■ GIVEN INSTRUCTION
Only the lines holding the string "remove" are needed. Copy each one.

(Collected data)
════════════════

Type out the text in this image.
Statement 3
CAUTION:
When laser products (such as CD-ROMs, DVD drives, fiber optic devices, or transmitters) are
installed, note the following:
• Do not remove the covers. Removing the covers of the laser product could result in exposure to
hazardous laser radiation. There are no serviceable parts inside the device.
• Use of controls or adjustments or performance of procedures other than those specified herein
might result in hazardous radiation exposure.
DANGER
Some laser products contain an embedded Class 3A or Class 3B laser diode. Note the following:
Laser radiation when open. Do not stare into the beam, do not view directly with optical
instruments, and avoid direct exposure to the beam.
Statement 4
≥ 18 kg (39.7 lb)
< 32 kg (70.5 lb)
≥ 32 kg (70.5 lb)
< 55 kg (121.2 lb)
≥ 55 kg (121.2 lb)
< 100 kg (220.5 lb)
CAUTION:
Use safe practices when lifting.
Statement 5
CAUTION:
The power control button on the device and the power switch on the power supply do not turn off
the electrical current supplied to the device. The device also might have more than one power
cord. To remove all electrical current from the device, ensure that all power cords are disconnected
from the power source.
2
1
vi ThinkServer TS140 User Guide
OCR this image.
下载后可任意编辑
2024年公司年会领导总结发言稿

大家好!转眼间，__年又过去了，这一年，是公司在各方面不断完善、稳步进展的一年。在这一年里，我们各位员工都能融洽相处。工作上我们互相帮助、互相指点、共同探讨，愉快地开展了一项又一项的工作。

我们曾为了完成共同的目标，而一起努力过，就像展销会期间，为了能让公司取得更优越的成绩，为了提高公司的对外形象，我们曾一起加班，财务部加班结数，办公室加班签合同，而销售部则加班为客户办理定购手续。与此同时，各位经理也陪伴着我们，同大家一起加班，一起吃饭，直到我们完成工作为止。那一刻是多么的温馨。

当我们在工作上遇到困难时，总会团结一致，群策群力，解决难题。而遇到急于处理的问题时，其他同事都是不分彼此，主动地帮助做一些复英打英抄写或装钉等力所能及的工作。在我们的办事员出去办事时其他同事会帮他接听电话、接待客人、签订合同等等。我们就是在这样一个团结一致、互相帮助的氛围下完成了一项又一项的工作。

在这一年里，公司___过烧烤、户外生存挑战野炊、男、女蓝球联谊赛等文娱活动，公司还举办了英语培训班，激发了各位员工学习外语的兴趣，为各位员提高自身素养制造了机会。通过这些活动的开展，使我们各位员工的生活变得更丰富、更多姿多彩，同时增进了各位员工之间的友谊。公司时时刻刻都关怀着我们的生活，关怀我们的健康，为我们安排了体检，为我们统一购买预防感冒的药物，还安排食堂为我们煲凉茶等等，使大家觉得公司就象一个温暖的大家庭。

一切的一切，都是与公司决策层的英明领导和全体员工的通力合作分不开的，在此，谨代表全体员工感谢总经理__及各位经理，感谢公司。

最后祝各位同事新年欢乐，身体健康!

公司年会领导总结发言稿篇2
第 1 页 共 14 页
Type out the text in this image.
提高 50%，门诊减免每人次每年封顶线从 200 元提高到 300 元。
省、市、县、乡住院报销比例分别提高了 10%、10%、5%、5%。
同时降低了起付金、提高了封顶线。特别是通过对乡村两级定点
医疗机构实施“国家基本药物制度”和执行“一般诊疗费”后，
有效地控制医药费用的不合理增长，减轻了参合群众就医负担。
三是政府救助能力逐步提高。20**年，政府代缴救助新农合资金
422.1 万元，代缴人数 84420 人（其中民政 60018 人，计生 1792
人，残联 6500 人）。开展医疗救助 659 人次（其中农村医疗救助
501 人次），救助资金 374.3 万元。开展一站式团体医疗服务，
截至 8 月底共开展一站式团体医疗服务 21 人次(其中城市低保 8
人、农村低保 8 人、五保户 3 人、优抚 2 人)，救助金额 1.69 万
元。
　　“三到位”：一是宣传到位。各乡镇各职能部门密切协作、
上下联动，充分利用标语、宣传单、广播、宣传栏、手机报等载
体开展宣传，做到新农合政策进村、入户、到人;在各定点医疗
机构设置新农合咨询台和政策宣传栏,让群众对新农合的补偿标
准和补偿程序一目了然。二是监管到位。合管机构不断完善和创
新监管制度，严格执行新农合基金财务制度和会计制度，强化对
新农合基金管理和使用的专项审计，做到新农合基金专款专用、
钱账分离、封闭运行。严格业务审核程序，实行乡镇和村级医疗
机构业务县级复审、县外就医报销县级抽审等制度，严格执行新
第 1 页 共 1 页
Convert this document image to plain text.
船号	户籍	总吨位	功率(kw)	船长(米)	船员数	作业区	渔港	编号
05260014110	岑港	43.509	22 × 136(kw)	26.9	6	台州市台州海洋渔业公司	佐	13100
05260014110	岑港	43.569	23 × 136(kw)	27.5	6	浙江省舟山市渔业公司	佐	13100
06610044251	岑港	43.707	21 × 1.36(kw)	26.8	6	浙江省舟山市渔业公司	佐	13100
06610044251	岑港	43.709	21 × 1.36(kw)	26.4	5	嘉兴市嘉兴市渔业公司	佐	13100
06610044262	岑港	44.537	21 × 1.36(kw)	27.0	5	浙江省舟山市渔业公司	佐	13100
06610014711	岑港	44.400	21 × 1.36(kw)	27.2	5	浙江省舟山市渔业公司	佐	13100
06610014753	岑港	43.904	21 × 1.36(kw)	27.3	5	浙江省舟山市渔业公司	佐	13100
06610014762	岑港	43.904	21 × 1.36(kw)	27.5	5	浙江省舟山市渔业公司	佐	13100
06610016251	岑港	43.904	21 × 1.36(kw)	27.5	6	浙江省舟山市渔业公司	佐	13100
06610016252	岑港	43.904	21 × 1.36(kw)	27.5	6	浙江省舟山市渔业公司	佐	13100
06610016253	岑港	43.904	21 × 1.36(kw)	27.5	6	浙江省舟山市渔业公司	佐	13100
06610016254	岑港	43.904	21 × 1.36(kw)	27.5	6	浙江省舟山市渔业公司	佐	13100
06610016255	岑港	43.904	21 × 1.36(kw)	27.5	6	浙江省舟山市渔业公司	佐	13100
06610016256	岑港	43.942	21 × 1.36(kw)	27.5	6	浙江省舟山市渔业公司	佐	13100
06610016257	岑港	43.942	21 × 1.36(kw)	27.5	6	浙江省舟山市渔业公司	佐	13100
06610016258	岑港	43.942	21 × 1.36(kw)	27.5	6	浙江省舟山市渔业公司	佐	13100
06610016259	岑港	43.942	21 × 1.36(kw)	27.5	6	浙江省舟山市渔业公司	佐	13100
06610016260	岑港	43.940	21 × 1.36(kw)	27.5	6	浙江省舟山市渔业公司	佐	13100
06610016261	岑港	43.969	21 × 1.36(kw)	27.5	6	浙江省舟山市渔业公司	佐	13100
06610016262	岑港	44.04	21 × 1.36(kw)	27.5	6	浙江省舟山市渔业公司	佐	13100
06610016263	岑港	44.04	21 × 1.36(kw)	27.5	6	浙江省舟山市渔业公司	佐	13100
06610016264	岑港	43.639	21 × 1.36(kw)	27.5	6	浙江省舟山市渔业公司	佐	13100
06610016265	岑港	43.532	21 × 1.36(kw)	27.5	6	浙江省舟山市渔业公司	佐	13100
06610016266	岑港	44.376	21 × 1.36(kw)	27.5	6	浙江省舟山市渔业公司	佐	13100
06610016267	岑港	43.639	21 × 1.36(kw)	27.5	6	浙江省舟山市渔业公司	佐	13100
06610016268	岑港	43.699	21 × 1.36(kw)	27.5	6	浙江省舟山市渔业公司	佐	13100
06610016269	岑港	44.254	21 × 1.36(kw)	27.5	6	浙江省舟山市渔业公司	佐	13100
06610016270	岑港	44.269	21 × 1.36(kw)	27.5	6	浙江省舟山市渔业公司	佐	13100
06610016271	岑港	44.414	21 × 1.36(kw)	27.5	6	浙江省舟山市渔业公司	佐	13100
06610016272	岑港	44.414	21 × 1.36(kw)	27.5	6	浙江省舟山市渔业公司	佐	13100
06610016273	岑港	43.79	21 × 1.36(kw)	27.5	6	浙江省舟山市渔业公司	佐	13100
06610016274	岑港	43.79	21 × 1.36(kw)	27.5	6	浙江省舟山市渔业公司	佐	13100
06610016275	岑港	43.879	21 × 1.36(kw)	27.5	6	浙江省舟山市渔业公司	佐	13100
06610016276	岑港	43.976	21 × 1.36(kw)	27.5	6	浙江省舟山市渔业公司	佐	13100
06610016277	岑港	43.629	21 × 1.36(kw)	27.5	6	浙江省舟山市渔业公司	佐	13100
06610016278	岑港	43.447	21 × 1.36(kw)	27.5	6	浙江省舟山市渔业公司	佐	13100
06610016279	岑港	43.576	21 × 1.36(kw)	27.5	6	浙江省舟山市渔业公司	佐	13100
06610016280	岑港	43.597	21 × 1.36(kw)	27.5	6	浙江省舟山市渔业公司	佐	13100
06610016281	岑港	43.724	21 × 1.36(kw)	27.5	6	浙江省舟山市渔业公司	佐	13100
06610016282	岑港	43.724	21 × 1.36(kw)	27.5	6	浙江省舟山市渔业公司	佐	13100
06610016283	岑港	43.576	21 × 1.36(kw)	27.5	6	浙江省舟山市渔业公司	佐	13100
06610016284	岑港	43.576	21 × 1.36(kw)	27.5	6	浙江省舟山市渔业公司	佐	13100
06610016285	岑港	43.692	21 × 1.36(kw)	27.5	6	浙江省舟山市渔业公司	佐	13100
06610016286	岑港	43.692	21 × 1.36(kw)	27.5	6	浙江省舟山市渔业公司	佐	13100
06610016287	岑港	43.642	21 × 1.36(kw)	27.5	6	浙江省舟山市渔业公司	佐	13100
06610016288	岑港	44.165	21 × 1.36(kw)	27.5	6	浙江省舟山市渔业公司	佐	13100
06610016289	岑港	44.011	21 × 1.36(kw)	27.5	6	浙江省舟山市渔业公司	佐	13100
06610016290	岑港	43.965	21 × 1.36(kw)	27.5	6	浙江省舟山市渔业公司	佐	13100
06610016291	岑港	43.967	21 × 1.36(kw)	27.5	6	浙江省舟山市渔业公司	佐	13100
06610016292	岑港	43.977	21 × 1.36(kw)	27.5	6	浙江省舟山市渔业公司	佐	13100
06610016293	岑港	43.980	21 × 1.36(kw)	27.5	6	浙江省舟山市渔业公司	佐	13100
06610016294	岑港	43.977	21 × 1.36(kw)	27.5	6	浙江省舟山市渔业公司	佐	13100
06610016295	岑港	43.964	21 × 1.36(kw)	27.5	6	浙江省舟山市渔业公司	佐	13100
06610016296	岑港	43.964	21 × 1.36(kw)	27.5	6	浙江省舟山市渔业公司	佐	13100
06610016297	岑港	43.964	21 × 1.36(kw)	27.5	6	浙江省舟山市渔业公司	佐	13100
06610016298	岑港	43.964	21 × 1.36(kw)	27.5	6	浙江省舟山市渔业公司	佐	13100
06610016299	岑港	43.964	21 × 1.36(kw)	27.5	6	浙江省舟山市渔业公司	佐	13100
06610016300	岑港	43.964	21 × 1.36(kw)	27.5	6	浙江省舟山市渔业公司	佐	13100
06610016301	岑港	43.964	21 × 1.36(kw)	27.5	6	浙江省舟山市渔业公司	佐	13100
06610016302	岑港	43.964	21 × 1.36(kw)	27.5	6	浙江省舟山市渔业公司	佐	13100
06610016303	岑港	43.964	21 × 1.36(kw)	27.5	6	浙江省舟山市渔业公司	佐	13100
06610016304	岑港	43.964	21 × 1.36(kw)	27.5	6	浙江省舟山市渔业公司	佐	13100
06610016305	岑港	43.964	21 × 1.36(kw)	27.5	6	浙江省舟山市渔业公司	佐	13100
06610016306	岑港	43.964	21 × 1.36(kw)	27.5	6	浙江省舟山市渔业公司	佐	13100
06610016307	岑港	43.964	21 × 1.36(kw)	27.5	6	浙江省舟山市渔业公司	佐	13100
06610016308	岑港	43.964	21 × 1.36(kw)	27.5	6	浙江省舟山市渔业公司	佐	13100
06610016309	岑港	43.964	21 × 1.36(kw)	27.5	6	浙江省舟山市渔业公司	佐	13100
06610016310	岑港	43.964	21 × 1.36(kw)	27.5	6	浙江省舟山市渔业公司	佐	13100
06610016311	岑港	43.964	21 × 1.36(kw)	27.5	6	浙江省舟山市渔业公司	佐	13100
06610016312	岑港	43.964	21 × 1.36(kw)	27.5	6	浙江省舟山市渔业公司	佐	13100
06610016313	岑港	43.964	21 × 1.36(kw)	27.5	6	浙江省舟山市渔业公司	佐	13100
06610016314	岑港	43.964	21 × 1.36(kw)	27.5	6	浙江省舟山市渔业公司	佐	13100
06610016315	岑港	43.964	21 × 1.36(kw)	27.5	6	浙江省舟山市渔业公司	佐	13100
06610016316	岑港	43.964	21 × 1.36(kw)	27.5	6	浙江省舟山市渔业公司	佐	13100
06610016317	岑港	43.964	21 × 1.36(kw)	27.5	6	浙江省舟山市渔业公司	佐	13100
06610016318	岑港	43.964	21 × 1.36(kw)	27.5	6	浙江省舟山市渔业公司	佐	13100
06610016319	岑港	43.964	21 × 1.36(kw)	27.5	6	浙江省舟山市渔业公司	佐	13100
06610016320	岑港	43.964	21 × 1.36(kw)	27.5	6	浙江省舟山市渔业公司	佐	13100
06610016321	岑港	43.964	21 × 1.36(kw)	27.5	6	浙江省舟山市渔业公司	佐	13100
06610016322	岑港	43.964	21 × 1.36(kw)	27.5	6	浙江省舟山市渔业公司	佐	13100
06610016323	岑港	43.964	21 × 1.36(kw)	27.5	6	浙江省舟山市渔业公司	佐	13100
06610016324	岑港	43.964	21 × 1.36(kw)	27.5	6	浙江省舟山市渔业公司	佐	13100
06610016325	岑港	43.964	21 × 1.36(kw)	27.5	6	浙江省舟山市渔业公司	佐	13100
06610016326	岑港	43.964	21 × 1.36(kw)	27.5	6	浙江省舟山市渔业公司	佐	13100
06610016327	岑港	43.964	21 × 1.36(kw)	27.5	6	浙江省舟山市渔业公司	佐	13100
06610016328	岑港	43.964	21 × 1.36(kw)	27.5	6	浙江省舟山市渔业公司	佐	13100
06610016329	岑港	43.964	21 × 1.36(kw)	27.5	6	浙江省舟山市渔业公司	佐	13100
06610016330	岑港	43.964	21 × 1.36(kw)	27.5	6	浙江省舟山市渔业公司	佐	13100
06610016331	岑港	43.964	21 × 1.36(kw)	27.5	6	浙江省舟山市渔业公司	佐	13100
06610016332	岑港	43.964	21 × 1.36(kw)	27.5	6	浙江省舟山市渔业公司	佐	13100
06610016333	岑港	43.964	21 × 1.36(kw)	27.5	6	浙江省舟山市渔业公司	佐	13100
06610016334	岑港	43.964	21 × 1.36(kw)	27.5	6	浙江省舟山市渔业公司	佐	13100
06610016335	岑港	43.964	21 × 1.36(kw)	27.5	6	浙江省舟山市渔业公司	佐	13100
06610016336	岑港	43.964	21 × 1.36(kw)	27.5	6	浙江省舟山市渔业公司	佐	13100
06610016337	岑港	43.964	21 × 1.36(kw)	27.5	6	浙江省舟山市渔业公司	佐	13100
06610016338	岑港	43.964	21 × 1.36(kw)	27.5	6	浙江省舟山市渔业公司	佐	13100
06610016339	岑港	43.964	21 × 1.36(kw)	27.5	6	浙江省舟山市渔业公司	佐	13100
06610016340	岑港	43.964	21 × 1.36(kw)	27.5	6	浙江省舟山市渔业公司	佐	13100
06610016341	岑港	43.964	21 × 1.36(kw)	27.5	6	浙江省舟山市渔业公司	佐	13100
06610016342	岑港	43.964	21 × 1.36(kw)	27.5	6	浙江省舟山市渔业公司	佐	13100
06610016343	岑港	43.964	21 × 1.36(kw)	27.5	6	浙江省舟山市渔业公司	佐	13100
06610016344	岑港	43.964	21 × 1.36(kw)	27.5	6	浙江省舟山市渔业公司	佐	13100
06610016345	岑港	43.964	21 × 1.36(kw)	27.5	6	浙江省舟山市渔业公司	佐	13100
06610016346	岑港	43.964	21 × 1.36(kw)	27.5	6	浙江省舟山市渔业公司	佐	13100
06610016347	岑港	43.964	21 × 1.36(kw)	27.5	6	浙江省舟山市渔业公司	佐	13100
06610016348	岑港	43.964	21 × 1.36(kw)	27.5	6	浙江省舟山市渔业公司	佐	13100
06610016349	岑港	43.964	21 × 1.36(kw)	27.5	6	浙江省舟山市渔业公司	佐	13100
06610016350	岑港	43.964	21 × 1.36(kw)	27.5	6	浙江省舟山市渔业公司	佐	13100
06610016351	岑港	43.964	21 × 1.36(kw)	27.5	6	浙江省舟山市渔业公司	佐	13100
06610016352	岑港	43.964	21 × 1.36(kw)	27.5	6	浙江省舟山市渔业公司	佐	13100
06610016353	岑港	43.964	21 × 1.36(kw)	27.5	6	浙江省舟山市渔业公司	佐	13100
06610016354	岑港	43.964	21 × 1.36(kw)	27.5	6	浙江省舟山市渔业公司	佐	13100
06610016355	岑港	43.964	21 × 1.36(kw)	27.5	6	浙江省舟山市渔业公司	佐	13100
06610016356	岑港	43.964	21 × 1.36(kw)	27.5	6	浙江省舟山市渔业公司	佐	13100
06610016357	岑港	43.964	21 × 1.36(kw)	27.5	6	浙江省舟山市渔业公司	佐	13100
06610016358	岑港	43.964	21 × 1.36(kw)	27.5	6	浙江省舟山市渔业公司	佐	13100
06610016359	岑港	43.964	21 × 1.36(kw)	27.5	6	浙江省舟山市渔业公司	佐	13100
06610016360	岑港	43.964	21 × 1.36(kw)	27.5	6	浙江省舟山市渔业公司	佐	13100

════════════════

■ REPLY TO THE TASK
• Do not remove the covers. Removing the covers of the laser product could result in exposure to
cord. To remove all electrical current from the device, ensure that all power cords are disconnected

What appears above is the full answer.